Saved entries
■ ■ ■ ■ ■ ■ ■

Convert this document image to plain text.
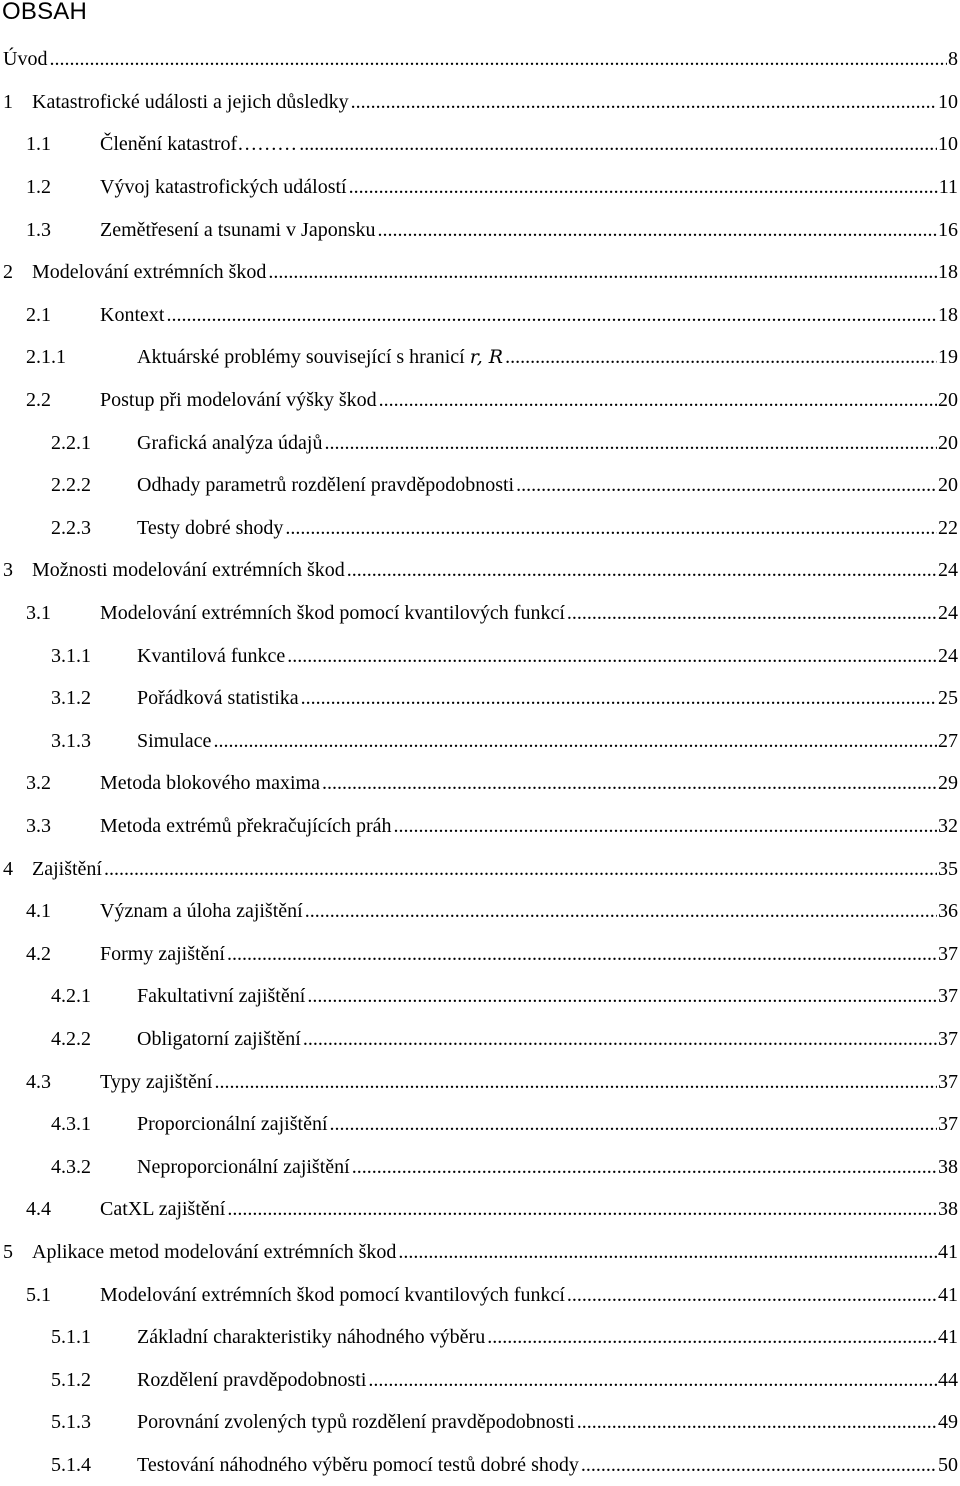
OBSAH
Úvod .....	8
1 Katastrofické události a jejich důsledky .....	10
1.1	Členění katastrof……… .....	10
1.2	Vývoj katastrofických událostí .....	11
1.3	Zemětřesení a tsunami v Japonsku .....	16
2 Modelování extrémních škod .....	18
2.1	Kontext .....	18
2.1.1	Aktuárské problémy související s hranicí r, R .....	19
2.2	Postup při modelování výšky škod .....	20
2.2.1	Grafická analýza údajů .....	20
2.2.2	Odhady parametrů rozdělení pravděpodobnosti .....	20
2.2.3	Testy dobré shody .....	22
3 Možnosti modelování extrémních škod .....	24
3.1	Modelování extrémních škod pomocí kvantilových funkcí .....	24
3.1.1	Kvantilová funkce .....	24
3.1.2	Pořádková statistika .....	25
3.1.3	Simulace .....	27
3.2	Metoda blokového maxima .....	29
3.3	Metoda extrémů překračujících práh .....	32
4 Zajištění .....	35
4.1	Význam a úloha zajištění .....	36
4.2	Formy zajištění .....	37
4.2.1	Fakultativní zajištění .....	37
4.2.2	Obligatorní zajištění .....	37
4.3	Typy zajištění .....	37
4.3.1	Proporcionální zajištění .....	37
4.3.2	Neproporcionální zajištění .....	38
4.4	CatXL zajištění .....	38
5 Aplikace metod modelování extrémních škod .....	41
5.1	Modelování extrémních škod pomocí kvantilových funkcí .....	41
5.1.1	Základní charakteristiky náhodného výběru .....	41
5.1.2	Rozdělení pravděpodobnosti .....	44
5.1.3	Porovnání zvolených typů rozdělení pravděpodobnosti .....	49
5.1.4	Testování náhodného výběru pomocí testů dobré shody .....	50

■ ■ ■ ■ ■ ■ ■

**TASK DETAILS**
Filter the records above for "extrémních" and copy every matching line.

**SOLVED EXERCISE**
2 Modelování extrémních škod .....	18
3 Možnosti modelování extrémních škod .....	24
3.1	Modelování extrémních škod pomocí kvantilových funkcí .....	24
5 Aplikace metod modelování extrémních škod .....	41
5.1	Modelování extrémních škod pomocí kvantilových funkcí .....	41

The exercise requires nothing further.